** START PROVIDED ENTRIES **
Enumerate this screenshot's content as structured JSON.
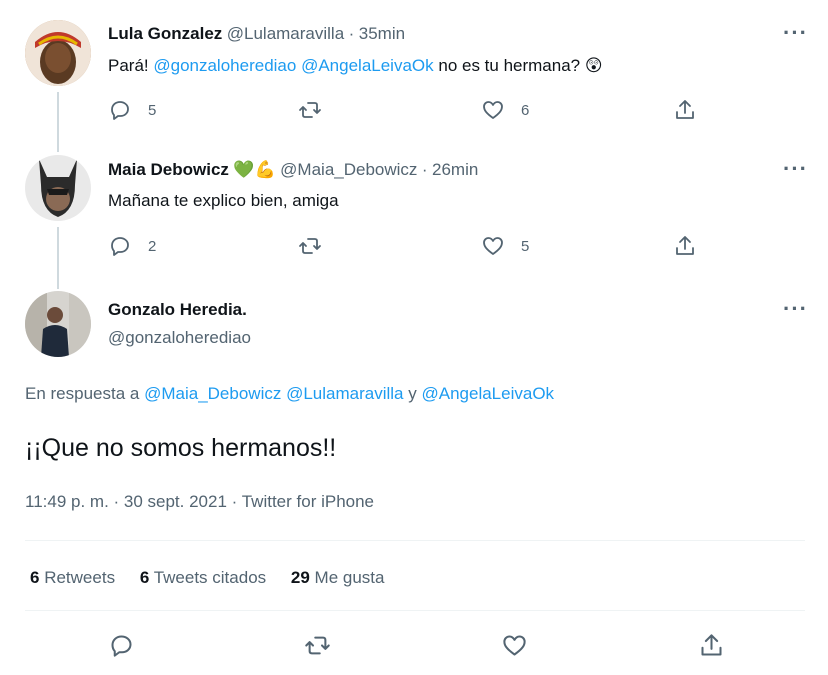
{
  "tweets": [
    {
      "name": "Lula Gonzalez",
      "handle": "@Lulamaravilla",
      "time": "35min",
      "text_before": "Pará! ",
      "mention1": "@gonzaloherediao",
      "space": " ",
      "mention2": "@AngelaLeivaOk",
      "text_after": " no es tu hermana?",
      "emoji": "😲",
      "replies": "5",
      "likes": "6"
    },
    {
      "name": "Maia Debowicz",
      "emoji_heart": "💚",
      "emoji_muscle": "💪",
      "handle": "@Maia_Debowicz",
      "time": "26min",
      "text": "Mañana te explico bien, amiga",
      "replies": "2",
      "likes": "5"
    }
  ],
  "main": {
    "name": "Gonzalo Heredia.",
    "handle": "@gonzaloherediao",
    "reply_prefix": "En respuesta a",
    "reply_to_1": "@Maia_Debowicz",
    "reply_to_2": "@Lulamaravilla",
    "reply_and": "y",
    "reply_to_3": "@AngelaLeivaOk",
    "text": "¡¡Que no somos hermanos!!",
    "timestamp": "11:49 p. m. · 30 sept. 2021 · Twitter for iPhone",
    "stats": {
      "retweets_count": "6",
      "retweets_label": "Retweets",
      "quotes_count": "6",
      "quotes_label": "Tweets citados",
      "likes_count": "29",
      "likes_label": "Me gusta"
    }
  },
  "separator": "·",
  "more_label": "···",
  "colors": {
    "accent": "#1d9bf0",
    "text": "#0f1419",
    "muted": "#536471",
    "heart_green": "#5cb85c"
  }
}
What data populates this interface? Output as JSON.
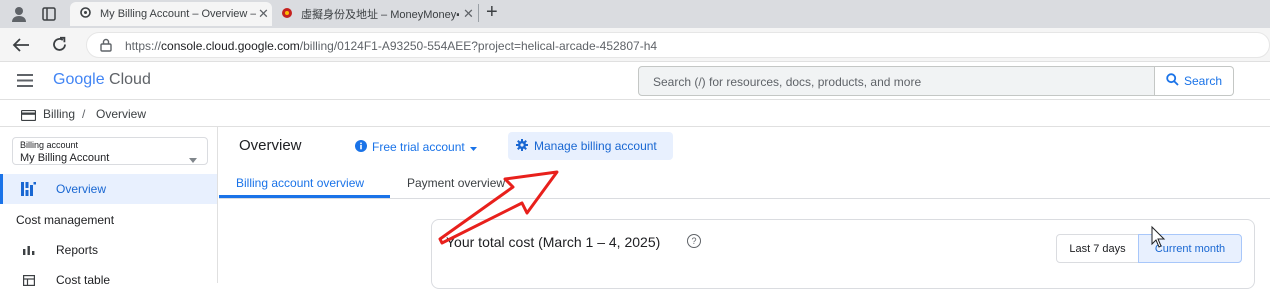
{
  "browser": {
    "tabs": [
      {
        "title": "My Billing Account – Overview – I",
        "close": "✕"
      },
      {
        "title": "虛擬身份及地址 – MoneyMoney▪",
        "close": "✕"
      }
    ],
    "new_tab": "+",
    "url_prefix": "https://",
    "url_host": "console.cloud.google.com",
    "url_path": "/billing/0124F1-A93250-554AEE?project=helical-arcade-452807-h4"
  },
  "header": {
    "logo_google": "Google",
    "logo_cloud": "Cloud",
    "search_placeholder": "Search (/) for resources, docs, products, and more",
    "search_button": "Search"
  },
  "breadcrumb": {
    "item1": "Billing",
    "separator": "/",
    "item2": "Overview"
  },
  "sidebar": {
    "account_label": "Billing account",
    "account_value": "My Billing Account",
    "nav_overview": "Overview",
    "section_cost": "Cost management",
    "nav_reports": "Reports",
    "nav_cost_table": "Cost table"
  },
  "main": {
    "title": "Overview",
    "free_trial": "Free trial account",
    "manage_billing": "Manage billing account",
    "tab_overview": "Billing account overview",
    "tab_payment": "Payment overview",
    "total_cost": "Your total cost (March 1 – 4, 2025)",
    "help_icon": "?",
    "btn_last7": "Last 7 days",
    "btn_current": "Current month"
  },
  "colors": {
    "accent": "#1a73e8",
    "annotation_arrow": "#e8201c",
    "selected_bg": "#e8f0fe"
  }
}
** END PROVIDED ENTRIES **
- **EXERCISE INSTRUCTIONS**
Write out every record above exactly as it stands, but leave out the pictures.

- **RESPONSE TO THE TASK**
Enumerate this screenshot's content as structured JSON.
{
  "tweets": [
    {
      "name": "Lula Gonzalez",
      "handle": "@Lulamaravilla",
      "time": "35min",
      "text_before": "Pará! ",
      "mention1": "@gonzaloherediao",
      "space": " ",
      "mention2": "@AngelaLeivaOk",
      "text_after": " no es tu hermana?",
      "emoji": "😲",
      "replies": "5",
      "likes": "6"
    },
    {
      "name": "Maia Debowicz",
      "emoji_heart": "💚",
      "emoji_muscle": "💪",
      "handle": "@Maia_Debowicz",
      "time": "26min",
      "text": "Mañana te explico bien, amiga",
      "replies": "2",
      "likes": "5"
    }
  ],
  "main": {
    "name": "Gonzalo Heredia.",
    "handle": "@gonzaloherediao",
    "reply_prefix": "En respuesta a",
    "reply_to_1": "@Maia_Debowicz",
    "reply_to_2": "@Lulamaravilla",
    "reply_and": "y",
    "reply_to_3": "@AngelaLeivaOk",
    "text": "¡¡Que no somos hermanos!!",
    "timestamp": "11:49 p. m. · 30 sept. 2021 · Twitter for iPhone",
    "stats": {
      "retweets_count": "6",
      "retweets_label": "Retweets",
      "quotes_count": "6",
      "quotes_label": "Tweets citados",
      "likes_count": "29",
      "likes_label": "Me gusta"
    }
  },
  "separator": "·",
  "more_label": "···",
  "colors": {
    "accent": "#1d9bf0",
    "text": "#0f1419",
    "muted": "#536471",
    "heart_green": "#5cb85c"
  }
}
What data populates this interface? Output as JSON.
{
  "browser": {
    "tabs": [
      {
        "title": "My Billing Account – Overview – I",
        "close": "✕"
      },
      {
        "title": "虛擬身份及地址 – MoneyMoney▪",
        "close": "✕"
      }
    ],
    "new_tab": "+",
    "url_prefix": "https://",
    "url_host": "console.cloud.google.com",
    "url_path": "/billing/0124F1-A93250-554AEE?project=helical-arcade-452807-h4"
  },
  "header": {
    "logo_google": "Google",
    "logo_cloud": "Cloud",
    "search_placeholder": "Search (/) for resources, docs, products, and more",
    "search_button": "Search"
  },
  "breadcrumb": {
    "item1": "Billing",
    "separator": "/",
    "item2": "Overview"
  },
  "sidebar": {
    "account_label": "Billing account",
    "account_value": "My Billing Account",
    "nav_overview": "Overview",
    "section_cost": "Cost management",
    "nav_reports": "Reports",
    "nav_cost_table": "Cost table"
  },
  "main": {
    "title": "Overview",
    "free_trial": "Free trial account",
    "manage_billing": "Manage billing account",
    "tab_overview": "Billing account overview",
    "tab_payment": "Payment overview",
    "total_cost": "Your total cost (March 1 – 4, 2025)",
    "help_icon": "?",
    "btn_last7": "Last 7 days",
    "btn_current": "Current month"
  },
  "colors": {
    "accent": "#1a73e8",
    "annotation_arrow": "#e8201c",
    "selected_bg": "#e8f0fe"
  }
}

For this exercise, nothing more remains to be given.